## Aim of the task
Reproduce everything from the start of the material down to the line containing "kge-annotation: KGE = 0.716 [136,77,325,112]", switching "x-tick-label" to "x-axis-tick" and changing nothing else.

Coordinate annotation records:
_ _ _ _ _ _ _

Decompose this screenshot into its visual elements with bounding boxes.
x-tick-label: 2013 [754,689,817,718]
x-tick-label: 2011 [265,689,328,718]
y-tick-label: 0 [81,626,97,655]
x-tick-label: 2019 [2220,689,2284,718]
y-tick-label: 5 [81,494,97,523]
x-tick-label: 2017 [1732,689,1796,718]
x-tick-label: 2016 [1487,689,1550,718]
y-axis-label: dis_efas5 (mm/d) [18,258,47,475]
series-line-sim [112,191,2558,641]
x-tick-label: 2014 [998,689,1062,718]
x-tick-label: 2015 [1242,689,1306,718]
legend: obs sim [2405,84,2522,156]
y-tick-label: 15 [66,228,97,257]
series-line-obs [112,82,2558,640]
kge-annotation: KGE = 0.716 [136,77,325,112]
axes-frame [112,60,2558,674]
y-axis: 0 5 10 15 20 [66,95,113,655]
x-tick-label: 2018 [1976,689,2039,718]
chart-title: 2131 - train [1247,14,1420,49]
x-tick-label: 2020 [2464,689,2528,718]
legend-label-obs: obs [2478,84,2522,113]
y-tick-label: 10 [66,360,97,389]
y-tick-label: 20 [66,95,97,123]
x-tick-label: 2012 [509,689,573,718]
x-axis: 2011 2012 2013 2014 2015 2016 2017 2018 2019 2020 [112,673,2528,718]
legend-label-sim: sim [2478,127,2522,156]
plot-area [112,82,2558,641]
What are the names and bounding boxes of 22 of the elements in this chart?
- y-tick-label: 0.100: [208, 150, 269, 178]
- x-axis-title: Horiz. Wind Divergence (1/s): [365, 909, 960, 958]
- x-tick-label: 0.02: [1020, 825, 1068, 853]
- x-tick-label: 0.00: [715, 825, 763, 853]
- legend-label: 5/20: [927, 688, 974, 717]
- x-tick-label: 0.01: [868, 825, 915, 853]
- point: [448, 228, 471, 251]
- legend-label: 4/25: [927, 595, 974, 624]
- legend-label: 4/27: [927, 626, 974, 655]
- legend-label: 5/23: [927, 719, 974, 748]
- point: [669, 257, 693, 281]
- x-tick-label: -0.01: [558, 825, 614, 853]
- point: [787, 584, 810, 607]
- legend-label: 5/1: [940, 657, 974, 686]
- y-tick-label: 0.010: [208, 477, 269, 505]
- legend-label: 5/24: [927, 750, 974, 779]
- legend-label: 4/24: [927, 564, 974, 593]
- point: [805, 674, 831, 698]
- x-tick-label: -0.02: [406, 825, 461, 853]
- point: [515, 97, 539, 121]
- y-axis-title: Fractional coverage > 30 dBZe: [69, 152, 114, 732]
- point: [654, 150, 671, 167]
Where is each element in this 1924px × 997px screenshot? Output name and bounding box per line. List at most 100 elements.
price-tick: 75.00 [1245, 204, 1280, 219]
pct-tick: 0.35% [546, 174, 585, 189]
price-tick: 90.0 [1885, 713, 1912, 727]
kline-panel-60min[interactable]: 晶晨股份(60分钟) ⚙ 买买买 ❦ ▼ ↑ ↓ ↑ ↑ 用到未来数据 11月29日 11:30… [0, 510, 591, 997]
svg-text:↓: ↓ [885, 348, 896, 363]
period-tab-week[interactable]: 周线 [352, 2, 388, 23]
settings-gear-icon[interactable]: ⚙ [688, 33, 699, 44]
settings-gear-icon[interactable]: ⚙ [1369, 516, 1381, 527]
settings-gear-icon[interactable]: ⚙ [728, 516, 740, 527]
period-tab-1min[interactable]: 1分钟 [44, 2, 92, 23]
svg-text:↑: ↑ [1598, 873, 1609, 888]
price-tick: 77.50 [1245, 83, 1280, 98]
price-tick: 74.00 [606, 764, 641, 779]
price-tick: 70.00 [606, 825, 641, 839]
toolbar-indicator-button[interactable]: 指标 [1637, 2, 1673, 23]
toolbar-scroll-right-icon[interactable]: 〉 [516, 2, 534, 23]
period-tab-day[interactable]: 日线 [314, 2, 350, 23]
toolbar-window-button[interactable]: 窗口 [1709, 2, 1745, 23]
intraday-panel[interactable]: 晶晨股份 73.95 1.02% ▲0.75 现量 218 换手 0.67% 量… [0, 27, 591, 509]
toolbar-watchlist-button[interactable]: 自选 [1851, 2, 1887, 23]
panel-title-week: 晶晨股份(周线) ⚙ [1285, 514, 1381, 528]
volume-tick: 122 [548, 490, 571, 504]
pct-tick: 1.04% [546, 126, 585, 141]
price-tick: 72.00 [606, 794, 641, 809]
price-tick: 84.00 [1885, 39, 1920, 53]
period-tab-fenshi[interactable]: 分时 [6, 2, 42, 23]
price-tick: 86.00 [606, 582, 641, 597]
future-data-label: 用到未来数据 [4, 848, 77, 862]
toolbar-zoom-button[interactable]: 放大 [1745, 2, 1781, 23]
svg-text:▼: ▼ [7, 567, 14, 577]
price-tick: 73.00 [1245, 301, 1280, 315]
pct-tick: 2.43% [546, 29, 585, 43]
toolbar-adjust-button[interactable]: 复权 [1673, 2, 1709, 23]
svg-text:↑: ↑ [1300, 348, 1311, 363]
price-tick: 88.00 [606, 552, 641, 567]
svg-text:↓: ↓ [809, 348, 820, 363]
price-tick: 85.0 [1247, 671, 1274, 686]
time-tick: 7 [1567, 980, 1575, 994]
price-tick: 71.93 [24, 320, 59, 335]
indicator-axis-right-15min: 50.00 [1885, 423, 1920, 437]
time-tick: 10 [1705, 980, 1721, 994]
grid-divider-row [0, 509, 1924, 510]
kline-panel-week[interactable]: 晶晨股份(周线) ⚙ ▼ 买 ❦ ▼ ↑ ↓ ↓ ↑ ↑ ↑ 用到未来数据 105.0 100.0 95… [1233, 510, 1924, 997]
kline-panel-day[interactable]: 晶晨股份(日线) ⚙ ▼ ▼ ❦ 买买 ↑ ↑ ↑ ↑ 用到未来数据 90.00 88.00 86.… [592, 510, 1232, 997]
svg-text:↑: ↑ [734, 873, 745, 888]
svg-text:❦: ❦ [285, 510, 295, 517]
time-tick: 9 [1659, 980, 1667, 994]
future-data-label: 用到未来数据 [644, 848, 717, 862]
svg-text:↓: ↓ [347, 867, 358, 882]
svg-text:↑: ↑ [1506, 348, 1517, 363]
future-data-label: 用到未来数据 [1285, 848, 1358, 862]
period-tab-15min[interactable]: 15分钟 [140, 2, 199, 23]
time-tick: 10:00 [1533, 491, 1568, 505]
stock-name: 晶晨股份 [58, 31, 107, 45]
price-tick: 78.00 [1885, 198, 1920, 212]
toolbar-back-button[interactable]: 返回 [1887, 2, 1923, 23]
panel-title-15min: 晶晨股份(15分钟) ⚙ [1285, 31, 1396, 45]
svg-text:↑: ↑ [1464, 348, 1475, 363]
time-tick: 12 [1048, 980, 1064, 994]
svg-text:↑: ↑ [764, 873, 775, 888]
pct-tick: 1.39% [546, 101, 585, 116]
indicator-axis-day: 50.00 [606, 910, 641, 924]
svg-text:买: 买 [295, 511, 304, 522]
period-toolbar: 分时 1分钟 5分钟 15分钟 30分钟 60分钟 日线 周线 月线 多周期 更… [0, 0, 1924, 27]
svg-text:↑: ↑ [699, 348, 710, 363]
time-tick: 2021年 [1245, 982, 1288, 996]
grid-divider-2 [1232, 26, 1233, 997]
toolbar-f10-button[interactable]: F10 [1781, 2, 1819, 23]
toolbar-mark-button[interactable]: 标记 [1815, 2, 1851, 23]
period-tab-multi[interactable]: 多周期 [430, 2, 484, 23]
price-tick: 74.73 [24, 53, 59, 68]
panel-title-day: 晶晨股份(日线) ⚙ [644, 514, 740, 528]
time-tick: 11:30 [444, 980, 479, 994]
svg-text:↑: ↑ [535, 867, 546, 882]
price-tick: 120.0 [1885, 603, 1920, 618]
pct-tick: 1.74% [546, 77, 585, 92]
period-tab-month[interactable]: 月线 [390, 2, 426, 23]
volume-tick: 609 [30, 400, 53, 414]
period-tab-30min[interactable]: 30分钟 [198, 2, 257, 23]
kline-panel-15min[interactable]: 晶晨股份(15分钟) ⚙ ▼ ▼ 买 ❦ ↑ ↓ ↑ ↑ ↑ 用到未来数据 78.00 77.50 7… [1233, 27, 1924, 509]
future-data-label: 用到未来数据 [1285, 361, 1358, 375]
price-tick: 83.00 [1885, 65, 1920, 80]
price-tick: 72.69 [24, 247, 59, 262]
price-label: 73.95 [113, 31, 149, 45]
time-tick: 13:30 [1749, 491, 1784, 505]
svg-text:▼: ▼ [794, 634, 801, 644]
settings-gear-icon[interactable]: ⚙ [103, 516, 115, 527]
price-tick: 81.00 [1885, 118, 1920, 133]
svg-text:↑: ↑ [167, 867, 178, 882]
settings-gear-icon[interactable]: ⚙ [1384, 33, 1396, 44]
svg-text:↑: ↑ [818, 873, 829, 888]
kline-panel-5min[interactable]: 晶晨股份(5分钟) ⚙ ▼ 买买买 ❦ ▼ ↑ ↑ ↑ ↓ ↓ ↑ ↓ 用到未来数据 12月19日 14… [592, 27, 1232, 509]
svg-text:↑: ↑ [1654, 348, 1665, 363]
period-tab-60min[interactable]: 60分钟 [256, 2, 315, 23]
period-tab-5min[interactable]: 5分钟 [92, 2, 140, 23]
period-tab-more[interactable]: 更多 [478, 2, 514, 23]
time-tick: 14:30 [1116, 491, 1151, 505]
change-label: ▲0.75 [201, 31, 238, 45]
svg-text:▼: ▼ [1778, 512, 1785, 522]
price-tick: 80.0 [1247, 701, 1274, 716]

_ _ _ _ _ _ _

## Solution for this exercise
Decompose this screenshot into its visual elements with bounding boxes.
x-axis-tick: 2013 [754,689,817,718]
x-axis-tick: 2011 [265,689,328,718]
y-tick-label: 0 [81,626,97,655]
x-axis-tick: 2019 [2220,689,2284,718]
y-tick-label: 5 [81,494,97,523]
x-axis-tick: 2017 [1732,689,1796,718]
x-axis-tick: 2016 [1487,689,1550,718]
y-axis-label: dis_efas5 (mm/d) [18,258,47,475]
series-line-sim [112,191,2558,641]
x-axis-tick: 2014 [998,689,1062,718]
x-axis-tick: 2015 [1242,689,1306,718]
legend: obs sim [2405,84,2522,156]
y-tick-label: 15 [66,228,97,257]
series-line-obs [112,82,2558,640]
kge-annotation: KGE = 0.716 [136,77,325,112]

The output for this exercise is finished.